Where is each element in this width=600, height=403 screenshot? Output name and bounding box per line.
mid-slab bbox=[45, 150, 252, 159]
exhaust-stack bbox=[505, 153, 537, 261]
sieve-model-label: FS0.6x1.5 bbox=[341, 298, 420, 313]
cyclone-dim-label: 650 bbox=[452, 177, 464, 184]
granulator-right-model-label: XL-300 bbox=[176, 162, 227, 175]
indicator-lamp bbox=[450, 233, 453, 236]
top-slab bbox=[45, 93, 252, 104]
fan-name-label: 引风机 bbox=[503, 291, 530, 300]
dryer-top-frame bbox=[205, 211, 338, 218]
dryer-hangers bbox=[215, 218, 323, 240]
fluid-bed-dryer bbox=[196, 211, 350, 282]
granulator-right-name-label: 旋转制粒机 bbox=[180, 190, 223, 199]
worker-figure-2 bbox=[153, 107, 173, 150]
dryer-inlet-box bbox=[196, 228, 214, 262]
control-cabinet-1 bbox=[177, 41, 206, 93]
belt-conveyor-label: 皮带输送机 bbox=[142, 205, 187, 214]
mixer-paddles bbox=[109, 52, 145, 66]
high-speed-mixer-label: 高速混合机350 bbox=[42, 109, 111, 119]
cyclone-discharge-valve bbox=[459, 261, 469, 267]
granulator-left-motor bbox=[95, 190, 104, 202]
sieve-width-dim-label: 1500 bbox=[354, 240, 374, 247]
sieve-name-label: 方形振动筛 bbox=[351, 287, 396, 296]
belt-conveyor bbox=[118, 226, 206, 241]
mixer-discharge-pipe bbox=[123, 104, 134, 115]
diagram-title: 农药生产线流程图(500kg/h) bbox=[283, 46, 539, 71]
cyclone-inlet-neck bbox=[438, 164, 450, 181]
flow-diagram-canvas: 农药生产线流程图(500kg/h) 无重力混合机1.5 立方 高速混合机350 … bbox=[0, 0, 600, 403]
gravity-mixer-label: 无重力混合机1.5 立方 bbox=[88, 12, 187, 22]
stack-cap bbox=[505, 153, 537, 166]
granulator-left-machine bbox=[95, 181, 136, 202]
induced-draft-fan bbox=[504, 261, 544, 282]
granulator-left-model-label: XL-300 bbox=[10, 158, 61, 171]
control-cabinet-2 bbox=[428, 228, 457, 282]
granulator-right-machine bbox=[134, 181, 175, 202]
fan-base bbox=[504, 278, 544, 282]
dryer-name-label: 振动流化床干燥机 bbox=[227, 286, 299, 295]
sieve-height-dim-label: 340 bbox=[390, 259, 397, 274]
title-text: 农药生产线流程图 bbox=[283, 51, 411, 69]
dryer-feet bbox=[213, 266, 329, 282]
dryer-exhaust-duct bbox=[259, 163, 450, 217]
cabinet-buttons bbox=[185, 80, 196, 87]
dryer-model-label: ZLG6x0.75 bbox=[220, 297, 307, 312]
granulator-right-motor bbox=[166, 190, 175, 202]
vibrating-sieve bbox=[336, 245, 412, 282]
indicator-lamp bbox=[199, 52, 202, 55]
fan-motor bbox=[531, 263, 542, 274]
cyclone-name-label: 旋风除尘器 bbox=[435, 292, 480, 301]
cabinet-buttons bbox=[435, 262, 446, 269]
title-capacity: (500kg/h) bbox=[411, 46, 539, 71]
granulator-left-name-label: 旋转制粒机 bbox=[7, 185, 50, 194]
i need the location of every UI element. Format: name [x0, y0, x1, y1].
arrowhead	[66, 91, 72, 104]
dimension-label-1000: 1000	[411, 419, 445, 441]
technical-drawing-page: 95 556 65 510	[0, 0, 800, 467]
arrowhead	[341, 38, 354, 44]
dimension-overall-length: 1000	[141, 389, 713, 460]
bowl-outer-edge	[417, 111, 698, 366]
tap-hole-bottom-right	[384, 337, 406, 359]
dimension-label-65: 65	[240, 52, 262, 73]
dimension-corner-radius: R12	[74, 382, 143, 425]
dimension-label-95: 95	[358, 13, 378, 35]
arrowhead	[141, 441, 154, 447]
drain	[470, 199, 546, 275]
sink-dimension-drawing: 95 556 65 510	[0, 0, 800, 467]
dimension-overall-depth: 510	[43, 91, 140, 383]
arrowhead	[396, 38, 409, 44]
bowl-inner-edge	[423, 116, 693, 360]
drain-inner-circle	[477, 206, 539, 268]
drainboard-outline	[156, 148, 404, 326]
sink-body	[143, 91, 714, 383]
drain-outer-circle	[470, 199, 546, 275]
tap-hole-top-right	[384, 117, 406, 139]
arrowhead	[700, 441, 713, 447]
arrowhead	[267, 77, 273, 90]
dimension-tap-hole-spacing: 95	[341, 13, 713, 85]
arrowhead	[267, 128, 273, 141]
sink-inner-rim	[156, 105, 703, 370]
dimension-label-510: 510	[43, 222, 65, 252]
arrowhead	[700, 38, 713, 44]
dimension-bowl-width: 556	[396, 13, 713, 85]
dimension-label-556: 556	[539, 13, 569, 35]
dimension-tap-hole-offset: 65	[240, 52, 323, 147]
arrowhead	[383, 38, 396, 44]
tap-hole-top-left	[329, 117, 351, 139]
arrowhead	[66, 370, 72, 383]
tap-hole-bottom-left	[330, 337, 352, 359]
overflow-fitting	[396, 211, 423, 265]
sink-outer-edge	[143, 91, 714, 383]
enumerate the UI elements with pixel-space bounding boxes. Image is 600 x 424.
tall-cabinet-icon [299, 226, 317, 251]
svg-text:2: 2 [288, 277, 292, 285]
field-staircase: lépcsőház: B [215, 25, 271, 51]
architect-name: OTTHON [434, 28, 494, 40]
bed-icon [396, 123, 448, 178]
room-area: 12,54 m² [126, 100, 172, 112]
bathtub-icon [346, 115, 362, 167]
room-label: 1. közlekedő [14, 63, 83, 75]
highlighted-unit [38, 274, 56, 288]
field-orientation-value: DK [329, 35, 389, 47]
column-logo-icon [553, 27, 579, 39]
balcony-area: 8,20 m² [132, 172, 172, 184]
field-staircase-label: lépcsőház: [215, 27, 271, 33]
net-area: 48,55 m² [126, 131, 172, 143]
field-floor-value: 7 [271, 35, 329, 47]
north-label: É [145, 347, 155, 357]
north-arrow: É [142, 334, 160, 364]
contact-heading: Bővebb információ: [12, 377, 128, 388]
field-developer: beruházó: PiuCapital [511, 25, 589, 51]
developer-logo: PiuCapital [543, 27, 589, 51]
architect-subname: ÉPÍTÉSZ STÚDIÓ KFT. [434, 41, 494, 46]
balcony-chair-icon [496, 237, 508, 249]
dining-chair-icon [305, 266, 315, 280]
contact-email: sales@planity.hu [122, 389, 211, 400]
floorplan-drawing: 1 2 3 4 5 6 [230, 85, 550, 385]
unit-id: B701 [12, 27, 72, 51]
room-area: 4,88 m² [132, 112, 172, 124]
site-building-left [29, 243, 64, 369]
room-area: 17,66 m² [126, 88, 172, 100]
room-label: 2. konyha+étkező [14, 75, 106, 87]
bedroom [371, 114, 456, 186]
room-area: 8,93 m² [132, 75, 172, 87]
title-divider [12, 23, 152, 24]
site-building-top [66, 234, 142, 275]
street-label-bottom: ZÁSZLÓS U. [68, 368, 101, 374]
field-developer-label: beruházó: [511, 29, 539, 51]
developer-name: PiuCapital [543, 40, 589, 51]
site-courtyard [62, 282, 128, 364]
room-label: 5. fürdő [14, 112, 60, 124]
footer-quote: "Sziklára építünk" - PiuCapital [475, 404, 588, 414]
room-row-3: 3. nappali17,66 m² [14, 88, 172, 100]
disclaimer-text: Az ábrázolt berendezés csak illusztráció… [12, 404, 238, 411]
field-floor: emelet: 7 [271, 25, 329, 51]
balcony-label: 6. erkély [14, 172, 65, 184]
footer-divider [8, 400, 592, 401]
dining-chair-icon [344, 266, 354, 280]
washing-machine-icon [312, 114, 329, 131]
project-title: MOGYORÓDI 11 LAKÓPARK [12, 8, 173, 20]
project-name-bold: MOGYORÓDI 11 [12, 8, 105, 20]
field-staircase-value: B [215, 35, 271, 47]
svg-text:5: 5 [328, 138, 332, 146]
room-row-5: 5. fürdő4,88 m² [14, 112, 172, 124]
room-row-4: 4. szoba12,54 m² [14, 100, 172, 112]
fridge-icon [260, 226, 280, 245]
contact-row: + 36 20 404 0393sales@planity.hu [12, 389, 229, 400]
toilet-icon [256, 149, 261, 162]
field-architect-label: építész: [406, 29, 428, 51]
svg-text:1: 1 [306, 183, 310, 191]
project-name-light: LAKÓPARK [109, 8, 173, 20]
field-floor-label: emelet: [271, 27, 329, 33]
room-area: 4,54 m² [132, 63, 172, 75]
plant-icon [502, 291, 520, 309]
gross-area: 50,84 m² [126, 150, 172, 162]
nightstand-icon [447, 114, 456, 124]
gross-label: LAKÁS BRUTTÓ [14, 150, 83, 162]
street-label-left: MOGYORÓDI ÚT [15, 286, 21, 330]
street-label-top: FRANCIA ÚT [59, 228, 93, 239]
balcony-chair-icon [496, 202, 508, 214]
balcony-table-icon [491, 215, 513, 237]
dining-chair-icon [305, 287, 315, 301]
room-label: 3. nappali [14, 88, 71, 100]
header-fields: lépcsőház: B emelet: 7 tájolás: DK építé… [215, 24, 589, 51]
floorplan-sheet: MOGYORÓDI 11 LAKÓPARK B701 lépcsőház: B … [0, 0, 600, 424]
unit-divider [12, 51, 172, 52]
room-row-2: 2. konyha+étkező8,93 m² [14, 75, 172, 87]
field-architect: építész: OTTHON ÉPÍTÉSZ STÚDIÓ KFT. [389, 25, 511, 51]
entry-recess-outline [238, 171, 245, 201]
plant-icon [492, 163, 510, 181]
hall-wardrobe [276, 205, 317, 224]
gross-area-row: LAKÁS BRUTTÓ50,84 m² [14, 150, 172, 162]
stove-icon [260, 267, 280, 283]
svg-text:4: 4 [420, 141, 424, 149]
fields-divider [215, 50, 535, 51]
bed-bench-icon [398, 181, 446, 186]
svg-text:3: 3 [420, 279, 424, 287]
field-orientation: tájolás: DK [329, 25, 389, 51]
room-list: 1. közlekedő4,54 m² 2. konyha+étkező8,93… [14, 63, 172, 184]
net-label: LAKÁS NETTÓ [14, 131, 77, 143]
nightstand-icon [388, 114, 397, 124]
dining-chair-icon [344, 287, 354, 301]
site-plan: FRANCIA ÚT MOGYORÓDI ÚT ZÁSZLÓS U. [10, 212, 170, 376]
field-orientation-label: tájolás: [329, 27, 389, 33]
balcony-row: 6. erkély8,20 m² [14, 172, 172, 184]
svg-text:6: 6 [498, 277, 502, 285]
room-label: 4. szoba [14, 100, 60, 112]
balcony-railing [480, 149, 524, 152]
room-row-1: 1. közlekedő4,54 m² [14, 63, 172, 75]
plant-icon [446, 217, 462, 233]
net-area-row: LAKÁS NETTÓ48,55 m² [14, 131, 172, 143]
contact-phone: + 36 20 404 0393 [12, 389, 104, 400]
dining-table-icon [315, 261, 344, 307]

★ ★ ★ ★

What you need to do:
Copy the rows from the start of the records through the line containing "cyclone-name-label: 旋风除尘器 bbox=[435, 292, 480, 301]", both ends included, reproducing each one exactly.

Full output:
Where is each element in this width=600, height=403 screenshot? Output name and bounding box per line.
mid-slab bbox=[45, 150, 252, 159]
exhaust-stack bbox=[505, 153, 537, 261]
sieve-model-label: FS0.6x1.5 bbox=[341, 298, 420, 313]
cyclone-dim-label: 650 bbox=[452, 177, 464, 184]
granulator-right-model-label: XL-300 bbox=[176, 162, 227, 175]
indicator-lamp bbox=[450, 233, 453, 236]
top-slab bbox=[45, 93, 252, 104]
fan-name-label: 引风机 bbox=[503, 291, 530, 300]
dryer-top-frame bbox=[205, 211, 338, 218]
dryer-hangers bbox=[215, 218, 323, 240]
fluid-bed-dryer bbox=[196, 211, 350, 282]
granulator-right-name-label: 旋转制粒机 bbox=[180, 190, 223, 199]
worker-figure-2 bbox=[153, 107, 173, 150]
dryer-inlet-box bbox=[196, 228, 214, 262]
control-cabinet-1 bbox=[177, 41, 206, 93]
belt-conveyor-label: 皮带输送机 bbox=[142, 205, 187, 214]
mixer-paddles bbox=[109, 52, 145, 66]
high-speed-mixer-label: 高速混合机350 bbox=[42, 109, 111, 119]
cyclone-discharge-valve bbox=[459, 261, 469, 267]
granulator-left-motor bbox=[95, 190, 104, 202]
sieve-width-dim-label: 1500 bbox=[354, 240, 374, 247]
sieve-name-label: 方形振动筛 bbox=[351, 287, 396, 296]
belt-conveyor bbox=[118, 226, 206, 241]
mixer-discharge-pipe bbox=[123, 104, 134, 115]
diagram-title: 农药生产线流程图(500kg/h) bbox=[283, 46, 539, 71]
cyclone-inlet-neck bbox=[438, 164, 450, 181]
flow-diagram-canvas: 农药生产线流程图(500kg/h) 无重力混合机1.5 立方 高速混合机350 … bbox=[0, 0, 600, 403]
gravity-mixer-label: 无重力混合机1.5 立方 bbox=[88, 12, 187, 22]
stack-cap bbox=[505, 153, 537, 166]
granulator-left-machine bbox=[95, 181, 136, 202]
induced-draft-fan bbox=[504, 261, 544, 282]
granulator-left-model-label: XL-300 bbox=[10, 158, 61, 171]
control-cabinet-2 bbox=[428, 228, 457, 282]
granulator-right-machine bbox=[134, 181, 175, 202]
fan-base bbox=[504, 278, 544, 282]
dryer-name-label: 振动流化床干燥机 bbox=[227, 286, 299, 295]
sieve-height-dim-label: 340 bbox=[390, 259, 397, 274]
title-text: 农药生产线流程图 bbox=[283, 51, 411, 69]
dryer-feet bbox=[213, 266, 329, 282]
dryer-exhaust-duct bbox=[259, 163, 450, 217]
cabinet-buttons bbox=[185, 80, 196, 87]
dryer-model-label: ZLG6x0.75 bbox=[220, 297, 307, 312]
granulator-right-motor bbox=[166, 190, 175, 202]
vibrating-sieve bbox=[336, 245, 412, 282]
indicator-lamp bbox=[199, 52, 202, 55]
fan-motor bbox=[531, 263, 542, 274]
cyclone-name-label: 旋风除尘器 bbox=[435, 292, 480, 301]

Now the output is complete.